Given entries start

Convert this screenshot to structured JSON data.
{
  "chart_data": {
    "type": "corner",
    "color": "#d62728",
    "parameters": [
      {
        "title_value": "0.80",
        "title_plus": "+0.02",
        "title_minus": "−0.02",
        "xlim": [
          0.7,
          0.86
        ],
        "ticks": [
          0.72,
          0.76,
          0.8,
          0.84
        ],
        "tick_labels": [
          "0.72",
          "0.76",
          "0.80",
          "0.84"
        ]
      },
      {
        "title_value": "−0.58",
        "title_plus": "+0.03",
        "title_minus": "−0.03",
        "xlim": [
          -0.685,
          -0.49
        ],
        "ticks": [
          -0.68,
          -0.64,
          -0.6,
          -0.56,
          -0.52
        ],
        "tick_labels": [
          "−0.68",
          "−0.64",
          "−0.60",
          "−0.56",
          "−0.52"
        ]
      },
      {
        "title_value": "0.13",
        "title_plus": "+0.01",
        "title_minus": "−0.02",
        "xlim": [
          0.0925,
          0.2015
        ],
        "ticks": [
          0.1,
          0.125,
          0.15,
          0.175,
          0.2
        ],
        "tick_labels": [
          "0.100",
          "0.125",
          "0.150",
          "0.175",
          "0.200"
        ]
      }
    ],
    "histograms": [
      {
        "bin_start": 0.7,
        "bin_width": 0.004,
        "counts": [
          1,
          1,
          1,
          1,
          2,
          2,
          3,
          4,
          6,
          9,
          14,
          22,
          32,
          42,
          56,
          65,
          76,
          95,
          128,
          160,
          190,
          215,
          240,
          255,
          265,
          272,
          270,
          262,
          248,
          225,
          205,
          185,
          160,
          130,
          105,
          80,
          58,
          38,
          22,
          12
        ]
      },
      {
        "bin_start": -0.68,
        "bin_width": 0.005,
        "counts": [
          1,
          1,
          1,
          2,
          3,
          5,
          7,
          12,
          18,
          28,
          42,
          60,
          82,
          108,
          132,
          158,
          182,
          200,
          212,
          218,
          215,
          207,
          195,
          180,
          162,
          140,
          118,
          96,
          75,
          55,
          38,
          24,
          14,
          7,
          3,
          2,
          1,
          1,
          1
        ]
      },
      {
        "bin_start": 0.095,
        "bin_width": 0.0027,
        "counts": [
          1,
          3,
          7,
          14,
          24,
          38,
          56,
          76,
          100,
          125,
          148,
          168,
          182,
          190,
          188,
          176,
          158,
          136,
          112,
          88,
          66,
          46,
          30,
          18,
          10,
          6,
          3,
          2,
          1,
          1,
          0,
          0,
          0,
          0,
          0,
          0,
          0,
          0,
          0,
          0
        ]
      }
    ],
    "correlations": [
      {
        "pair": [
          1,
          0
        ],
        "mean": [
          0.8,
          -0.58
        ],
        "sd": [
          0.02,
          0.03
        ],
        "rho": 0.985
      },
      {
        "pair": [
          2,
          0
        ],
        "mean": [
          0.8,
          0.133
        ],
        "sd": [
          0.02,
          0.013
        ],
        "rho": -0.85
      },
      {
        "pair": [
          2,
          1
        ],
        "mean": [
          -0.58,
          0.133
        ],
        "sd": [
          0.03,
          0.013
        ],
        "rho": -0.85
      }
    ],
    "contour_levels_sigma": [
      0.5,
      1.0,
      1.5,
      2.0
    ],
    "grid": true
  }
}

Given entries end

◆ **What to do**
Write out every entry again, keeping each line exactly the same.

◆ **Solved problem**
Convert this screenshot to structured JSON data.
{
  "chart_data": {
    "type": "corner",
    "color": "#d62728",
    "parameters": [
      {
        "title_value": "0.80",
        "title_plus": "+0.02",
        "title_minus": "−0.02",
        "xlim": [
          0.7,
          0.86
        ],
        "ticks": [
          0.72,
          0.76,
          0.8,
          0.84
        ],
        "tick_labels": [
          "0.72",
          "0.76",
          "0.80",
          "0.84"
        ]
      },
      {
        "title_value": "−0.58",
        "title_plus": "+0.03",
        "title_minus": "−0.03",
        "xlim": [
          -0.685,
          -0.49
        ],
        "ticks": [
          -0.68,
          -0.64,
          -0.6,
          -0.56,
          -0.52
        ],
        "tick_labels": [
          "−0.68",
          "−0.64",
          "−0.60",
          "−0.56",
          "−0.52"
        ]
      },
      {
        "title_value": "0.13",
        "title_plus": "+0.01",
        "title_minus": "−0.02",
        "xlim": [
          0.0925,
          0.2015
        ],
        "ticks": [
          0.1,
          0.125,
          0.15,
          0.175,
          0.2
        ],
        "tick_labels": [
          "0.100",
          "0.125",
          "0.150",
          "0.175",
          "0.200"
        ]
      }
    ],
    "histograms": [
      {
        "bin_start": 0.7,
        "bin_width": 0.004,
        "counts": [
          1,
          1,
          1,
          1,
          2,
          2,
          3,
          4,
          6,
          9,
          14,
          22,
          32,
          42,
          56,
          65,
          76,
          95,
          128,
          160,
          190,
          215,
          240,
          255,
          265,
          272,
          270,
          262,
          248,
          225,
          205,
          185,
          160,
          130,
          105,
          80,
          58,
          38,
          22,
          12
        ]
      },
      {
        "bin_start": -0.68,
        "bin_width": 0.005,
        "counts": [
          1,
          1,
          1,
          2,
          3,
          5,
          7,
          12,
          18,
          28,
          42,
          60,
          82,
          108,
          132,
          158,
          182,
          200,
          212,
          218,
          215,
          207,
          195,
          180,
          162,
          140,
          118,
          96,
          75,
          55,
          38,
          24,
          14,
          7,
          3,
          2,
          1,
          1,
          1
        ]
      },
      {
        "bin_start": 0.095,
        "bin_width": 0.0027,
        "counts": [
          1,
          3,
          7,
          14,
          24,
          38,
          56,
          76,
          100,
          125,
          148,
          168,
          182,
          190,
          188,
          176,
          158,
          136,
          112,
          88,
          66,
          46,
          30,
          18,
          10,
          6,
          3,
          2,
          1,
          1,
          0,
          0,
          0,
          0,
          0,
          0,
          0,
          0,
          0,
          0
        ]
      }
    ],
    "correlations": [
      {
        "pair": [
          1,
          0
        ],
        "mean": [
          0.8,
          -0.58
        ],
        "sd": [
          0.02,
          0.03
        ],
        "rho": 0.985
      },
      {
        "pair": [
          2,
          0
        ],
        "mean": [
          0.8,
          0.133
        ],
        "sd": [
          0.02,
          0.013
        ],
        "rho": -0.85
      },
      {
        "pair": [
          2,
          1
        ],
        "mean": [
          -0.58,
          0.133
        ],
        "sd": [
          0.03,
          0.013
        ],
        "rho": -0.85
      }
    ],
    "contour_levels_sigma": [
      0.5,
      1.0,
      1.5,
      2.0
    ],
    "grid": true
  }
}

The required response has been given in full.